- _WHAT THIS TASK INVOLVES_
Across all the lines below, how many contain the string "title"? Please reply with the number only.

- _DATA ROWS_
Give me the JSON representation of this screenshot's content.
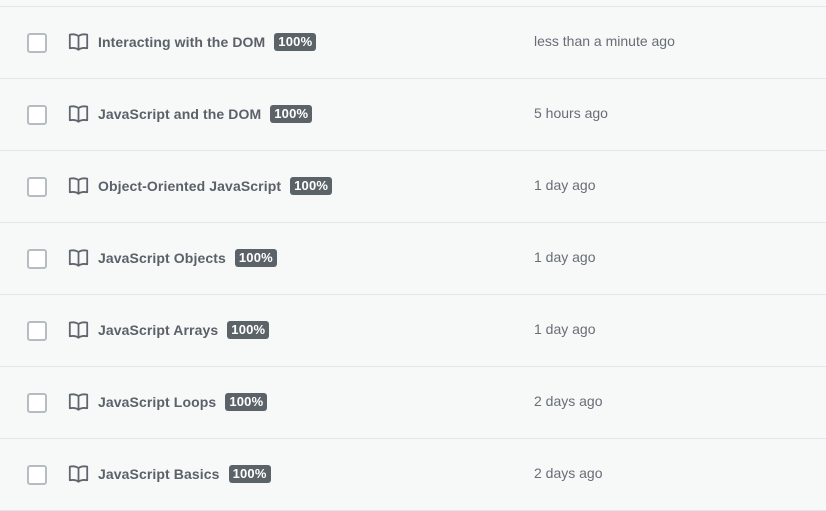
{
  "rows": [
    {
      "title": "Interacting with the DOM",
      "progress": "100%",
      "time": "less than a minute ago",
      "icon": "book-icon"
    },
    {
      "title": "JavaScript and the DOM",
      "progress": "100%",
      "time": "5 hours ago",
      "icon": "book-icon"
    },
    {
      "title": "Object-Oriented JavaScript",
      "progress": "100%",
      "time": "1 day ago",
      "icon": "book-icon"
    },
    {
      "title": "JavaScript Objects",
      "progress": "100%",
      "time": "1 day ago",
      "icon": "book-icon"
    },
    {
      "title": "JavaScript Arrays",
      "progress": "100%",
      "time": "1 day ago",
      "icon": "book-icon"
    },
    {
      "title": "JavaScript Loops",
      "progress": "100%",
      "time": "2 days ago",
      "icon": "book-icon"
    },
    {
      "title": "JavaScript Basics",
      "progress": "100%",
      "time": "2 days ago",
      "icon": "book-icon"
    }
  ],
  "colors": {
    "background": "#f7f8f8",
    "badge_background": "#5b6369",
    "badge_text": "#ffffff",
    "divider": "#e3e6e8",
    "checkbox_border": "#b7bcc1"
  }
}
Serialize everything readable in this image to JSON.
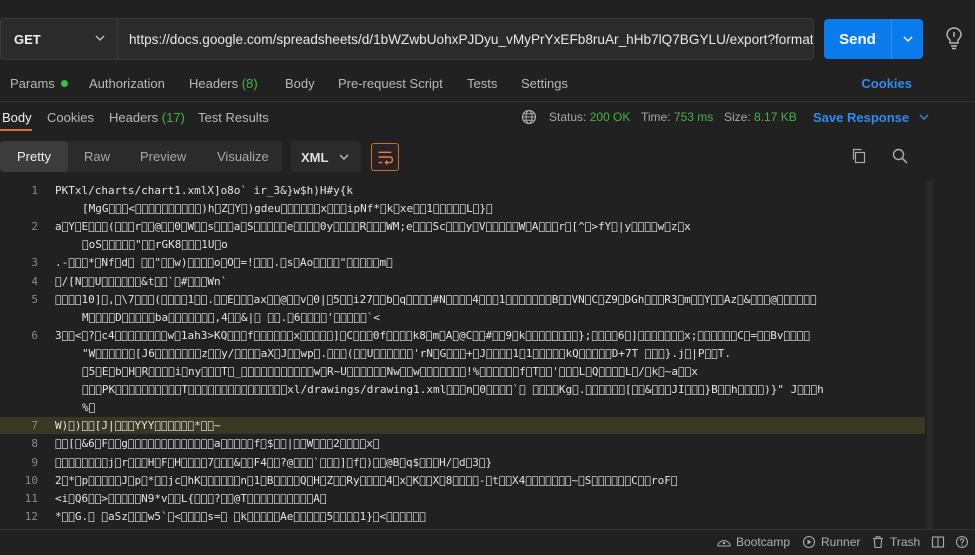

- _OUTPUT OF THE EXERCISE_
7